*SHORT PROBLEM*: Every line of the records below should be restated exactly.

* Begin DATA ROWS *

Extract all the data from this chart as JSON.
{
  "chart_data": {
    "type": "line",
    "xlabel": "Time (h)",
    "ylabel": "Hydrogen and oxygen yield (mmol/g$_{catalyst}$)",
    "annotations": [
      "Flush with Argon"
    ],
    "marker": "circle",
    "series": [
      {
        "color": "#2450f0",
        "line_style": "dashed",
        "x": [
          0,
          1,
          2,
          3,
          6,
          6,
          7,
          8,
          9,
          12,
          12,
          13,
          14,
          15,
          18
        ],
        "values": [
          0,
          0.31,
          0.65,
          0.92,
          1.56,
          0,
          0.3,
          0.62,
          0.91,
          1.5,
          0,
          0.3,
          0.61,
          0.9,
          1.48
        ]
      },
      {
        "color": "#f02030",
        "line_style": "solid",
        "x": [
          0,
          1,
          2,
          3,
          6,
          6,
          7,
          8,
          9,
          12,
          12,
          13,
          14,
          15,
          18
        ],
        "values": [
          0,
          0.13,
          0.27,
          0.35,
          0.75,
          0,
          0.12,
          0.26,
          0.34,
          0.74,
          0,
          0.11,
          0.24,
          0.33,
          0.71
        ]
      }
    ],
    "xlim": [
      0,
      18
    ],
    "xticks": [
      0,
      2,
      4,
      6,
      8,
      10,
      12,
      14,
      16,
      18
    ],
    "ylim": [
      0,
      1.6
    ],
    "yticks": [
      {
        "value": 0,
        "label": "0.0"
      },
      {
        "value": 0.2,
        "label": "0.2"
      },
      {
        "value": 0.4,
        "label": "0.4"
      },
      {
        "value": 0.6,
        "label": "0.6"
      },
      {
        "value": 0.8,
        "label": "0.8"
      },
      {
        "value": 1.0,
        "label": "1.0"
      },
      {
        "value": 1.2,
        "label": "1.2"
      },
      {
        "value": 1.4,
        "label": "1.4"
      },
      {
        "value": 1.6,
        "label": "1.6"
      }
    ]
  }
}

* End DATA ROWS *

*RESULT FOR THIS TASK*:
Extract all the data from this chart as JSON.
{
  "chart_data": {
    "type": "line",
    "xlabel": "Time (h)",
    "ylabel": "Hydrogen and oxygen yield (mmol/g$_{catalyst}$)",
    "annotations": [
      "Flush with Argon"
    ],
    "marker": "circle",
    "series": [
      {
        "color": "#2450f0",
        "line_style": "dashed",
        "x": [
          0,
          1,
          2,
          3,
          6,
          6,
          7,
          8,
          9,
          12,
          12,
          13,
          14,
          15,
          18
        ],
        "values": [
          0,
          0.31,
          0.65,
          0.92,
          1.56,
          0,
          0.3,
          0.62,
          0.91,
          1.5,
          0,
          0.3,
          0.61,
          0.9,
          1.48
        ]
      },
      {
        "color": "#f02030",
        "line_style": "solid",
        "x": [
          0,
          1,
          2,
          3,
          6,
          6,
          7,
          8,
          9,
          12,
          12,
          13,
          14,
          15,
          18
        ],
        "values": [
          0,
          0.13,
          0.27,
          0.35,
          0.75,
          0,
          0.12,
          0.26,
          0.34,
          0.74,
          0,
          0.11,
          0.24,
          0.33,
          0.71
        ]
      }
    ],
    "xlim": [
      0,
      18
    ],
    "xticks": [
      0,
      2,
      4,
      6,
      8,
      10,
      12,
      14,
      16,
      18
    ],
    "ylim": [
      0,
      1.6
    ],
    "yticks": [
      {
        "value": 0,
        "label": "0.0"
      },
      {
        "value": 0.2,
        "label": "0.2"
      },
      {
        "value": 0.4,
        "label": "0.4"
      },
      {
        "value": 0.6,
        "label": "0.6"
      },
      {
        "value": 0.8,
        "label": "0.8"
      },
      {
        "value": 1.0,
        "label": "1.0"
      },
      {
        "value": 1.2,
        "label": "1.2"
      },
      {
        "value": 1.4,
        "label": "1.4"
      },
      {
        "value": 1.6,
        "label": "1.6"
      }
    ]
  }
}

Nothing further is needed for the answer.